» **GIVEN EXERCISE**
Look through the listing and locate every line containing the word "content"; copy those lines.

» **DATA PROVIDED**
══════════
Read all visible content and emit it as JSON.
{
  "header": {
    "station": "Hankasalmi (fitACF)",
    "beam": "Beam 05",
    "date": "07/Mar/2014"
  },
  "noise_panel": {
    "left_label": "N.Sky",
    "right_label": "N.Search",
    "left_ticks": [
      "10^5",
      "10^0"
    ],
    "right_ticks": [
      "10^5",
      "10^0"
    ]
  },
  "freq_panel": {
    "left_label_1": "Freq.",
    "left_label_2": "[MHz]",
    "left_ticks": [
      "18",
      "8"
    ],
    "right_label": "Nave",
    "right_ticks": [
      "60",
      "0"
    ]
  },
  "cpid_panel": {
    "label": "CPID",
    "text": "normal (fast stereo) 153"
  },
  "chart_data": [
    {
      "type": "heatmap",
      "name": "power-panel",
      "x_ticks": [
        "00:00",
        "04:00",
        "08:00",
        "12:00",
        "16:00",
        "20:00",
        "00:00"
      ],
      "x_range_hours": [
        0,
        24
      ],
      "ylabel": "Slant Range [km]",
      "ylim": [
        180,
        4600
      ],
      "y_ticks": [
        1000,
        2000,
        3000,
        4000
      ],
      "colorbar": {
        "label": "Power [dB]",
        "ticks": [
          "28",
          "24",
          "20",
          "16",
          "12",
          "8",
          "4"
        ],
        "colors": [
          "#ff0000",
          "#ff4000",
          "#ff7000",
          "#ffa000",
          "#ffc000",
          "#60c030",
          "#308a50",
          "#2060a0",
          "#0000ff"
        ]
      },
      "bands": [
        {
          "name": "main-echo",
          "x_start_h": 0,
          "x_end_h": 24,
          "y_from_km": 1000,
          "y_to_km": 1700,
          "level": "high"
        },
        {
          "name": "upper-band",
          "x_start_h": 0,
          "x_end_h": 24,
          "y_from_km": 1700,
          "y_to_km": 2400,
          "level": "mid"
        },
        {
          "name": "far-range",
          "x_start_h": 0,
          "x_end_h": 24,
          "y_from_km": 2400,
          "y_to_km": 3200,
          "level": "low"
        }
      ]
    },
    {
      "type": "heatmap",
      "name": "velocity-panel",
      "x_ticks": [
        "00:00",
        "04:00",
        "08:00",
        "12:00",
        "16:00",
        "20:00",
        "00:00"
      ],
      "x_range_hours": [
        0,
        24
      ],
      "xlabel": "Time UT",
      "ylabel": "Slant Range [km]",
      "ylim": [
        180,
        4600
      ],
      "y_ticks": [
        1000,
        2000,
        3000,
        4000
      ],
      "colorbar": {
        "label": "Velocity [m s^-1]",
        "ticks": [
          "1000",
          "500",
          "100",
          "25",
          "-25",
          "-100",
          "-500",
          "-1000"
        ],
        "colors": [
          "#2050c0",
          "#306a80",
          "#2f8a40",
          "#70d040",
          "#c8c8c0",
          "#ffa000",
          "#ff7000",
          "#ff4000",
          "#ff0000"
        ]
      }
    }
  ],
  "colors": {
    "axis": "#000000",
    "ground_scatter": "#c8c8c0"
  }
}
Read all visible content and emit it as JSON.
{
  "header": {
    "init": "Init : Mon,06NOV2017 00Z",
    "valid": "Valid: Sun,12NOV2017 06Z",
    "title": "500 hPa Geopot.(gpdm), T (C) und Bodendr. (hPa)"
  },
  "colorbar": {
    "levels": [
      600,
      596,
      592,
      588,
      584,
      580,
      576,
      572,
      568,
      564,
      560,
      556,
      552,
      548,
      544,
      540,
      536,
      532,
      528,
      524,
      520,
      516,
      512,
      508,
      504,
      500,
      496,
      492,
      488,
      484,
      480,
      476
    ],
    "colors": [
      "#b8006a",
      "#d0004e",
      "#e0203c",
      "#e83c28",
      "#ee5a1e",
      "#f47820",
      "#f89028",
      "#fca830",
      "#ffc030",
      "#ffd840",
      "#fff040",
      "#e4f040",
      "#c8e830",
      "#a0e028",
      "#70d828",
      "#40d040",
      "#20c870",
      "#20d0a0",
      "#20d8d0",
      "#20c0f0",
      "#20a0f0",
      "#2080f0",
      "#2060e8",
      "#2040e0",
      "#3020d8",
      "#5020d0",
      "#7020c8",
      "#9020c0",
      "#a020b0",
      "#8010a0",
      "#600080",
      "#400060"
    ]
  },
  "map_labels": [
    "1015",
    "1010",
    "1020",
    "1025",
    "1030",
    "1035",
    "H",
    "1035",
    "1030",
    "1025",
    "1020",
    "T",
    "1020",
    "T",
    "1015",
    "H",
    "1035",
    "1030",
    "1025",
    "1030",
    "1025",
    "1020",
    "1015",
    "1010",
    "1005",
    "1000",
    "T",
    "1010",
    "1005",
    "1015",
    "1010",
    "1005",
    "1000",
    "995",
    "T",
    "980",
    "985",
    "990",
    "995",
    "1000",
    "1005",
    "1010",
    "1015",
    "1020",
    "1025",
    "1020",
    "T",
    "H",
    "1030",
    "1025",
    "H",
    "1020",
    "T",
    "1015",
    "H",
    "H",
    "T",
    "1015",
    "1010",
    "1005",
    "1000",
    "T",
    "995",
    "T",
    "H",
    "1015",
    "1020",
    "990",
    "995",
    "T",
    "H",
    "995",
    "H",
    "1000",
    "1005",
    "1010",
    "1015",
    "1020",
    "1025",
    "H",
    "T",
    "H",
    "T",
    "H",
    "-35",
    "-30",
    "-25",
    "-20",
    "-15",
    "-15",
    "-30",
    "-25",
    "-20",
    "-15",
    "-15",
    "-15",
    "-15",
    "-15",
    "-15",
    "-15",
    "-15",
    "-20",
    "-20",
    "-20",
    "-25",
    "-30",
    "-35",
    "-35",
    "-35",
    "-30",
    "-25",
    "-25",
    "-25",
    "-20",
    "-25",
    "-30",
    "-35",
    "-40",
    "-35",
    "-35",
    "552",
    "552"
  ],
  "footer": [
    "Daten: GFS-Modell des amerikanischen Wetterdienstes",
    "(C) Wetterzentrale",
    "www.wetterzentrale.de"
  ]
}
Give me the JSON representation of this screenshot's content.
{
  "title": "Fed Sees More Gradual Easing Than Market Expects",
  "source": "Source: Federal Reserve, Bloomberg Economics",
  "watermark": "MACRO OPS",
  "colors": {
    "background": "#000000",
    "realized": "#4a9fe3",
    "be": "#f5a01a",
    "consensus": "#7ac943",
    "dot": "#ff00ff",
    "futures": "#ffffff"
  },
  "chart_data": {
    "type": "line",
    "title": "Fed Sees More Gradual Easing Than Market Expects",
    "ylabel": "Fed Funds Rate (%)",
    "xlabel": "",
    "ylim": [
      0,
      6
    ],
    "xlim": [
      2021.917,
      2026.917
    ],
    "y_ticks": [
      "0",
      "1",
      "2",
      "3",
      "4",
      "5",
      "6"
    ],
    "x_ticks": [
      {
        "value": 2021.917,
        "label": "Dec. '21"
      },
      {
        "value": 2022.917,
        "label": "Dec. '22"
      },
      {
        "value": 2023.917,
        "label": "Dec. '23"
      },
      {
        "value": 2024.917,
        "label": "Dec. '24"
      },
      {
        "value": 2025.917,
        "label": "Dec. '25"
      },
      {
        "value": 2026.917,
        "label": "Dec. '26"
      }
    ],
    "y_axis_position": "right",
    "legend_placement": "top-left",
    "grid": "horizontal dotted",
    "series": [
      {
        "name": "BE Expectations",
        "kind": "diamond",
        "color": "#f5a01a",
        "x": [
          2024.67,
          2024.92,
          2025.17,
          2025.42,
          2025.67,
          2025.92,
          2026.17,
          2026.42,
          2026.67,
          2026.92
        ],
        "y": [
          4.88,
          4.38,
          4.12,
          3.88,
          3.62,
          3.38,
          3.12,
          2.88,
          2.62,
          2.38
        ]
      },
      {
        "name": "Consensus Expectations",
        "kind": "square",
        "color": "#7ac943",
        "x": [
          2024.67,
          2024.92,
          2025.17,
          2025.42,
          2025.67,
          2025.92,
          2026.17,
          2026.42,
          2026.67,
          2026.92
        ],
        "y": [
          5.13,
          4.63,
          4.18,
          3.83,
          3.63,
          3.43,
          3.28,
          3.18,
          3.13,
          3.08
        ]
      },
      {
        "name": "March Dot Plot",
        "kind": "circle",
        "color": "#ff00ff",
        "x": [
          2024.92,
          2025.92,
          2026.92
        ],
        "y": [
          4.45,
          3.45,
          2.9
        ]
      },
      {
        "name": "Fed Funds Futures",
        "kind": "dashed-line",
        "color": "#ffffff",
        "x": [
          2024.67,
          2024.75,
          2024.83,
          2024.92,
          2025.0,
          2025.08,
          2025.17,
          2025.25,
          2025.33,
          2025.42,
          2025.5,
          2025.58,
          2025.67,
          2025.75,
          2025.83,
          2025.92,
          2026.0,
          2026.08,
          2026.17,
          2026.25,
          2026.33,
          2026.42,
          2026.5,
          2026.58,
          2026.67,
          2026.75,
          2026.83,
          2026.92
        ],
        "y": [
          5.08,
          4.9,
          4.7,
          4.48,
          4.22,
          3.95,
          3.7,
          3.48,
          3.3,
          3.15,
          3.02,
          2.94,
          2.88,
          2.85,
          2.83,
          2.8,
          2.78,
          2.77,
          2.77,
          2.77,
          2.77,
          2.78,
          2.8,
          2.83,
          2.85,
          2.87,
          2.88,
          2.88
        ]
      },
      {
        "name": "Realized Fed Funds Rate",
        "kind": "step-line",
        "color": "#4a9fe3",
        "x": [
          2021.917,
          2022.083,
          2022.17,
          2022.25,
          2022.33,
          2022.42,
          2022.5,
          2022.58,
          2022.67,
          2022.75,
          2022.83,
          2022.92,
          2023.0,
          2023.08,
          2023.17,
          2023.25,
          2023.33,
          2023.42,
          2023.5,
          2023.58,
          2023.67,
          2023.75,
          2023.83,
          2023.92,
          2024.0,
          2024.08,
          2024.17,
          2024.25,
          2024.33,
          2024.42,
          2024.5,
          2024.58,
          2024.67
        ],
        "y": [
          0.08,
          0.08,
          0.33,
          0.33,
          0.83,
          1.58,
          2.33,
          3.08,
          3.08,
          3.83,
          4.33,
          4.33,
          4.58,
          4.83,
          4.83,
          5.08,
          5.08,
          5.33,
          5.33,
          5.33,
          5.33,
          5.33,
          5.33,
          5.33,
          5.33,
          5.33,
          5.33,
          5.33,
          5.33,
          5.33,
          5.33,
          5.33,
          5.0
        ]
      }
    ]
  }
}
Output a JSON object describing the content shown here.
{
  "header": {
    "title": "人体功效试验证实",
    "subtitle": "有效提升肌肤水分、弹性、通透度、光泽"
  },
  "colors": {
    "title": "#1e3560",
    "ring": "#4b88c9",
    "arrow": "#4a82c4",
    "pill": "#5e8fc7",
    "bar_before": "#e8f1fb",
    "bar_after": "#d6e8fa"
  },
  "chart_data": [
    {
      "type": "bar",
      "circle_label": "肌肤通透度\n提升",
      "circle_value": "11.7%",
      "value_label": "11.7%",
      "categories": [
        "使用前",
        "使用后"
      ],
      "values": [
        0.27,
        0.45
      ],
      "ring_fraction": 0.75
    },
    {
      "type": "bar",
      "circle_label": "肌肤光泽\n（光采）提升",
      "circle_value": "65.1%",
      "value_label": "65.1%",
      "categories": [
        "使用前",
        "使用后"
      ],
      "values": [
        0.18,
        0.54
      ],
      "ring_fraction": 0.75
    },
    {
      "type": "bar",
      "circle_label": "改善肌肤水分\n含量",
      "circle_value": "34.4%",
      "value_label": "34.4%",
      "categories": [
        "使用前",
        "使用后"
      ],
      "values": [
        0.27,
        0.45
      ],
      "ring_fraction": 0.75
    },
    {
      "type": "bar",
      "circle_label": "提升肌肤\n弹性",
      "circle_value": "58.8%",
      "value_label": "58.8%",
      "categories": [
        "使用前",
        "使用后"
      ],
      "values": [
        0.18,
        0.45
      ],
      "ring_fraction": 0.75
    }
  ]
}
══════════
» **TASK SOLUTION**
Read all visible content and emit it as JSON.
Read all visible content and emit it as JSON.
Give me the JSON representation of this screenshot's content.
Output a JSON object describing the content shown here.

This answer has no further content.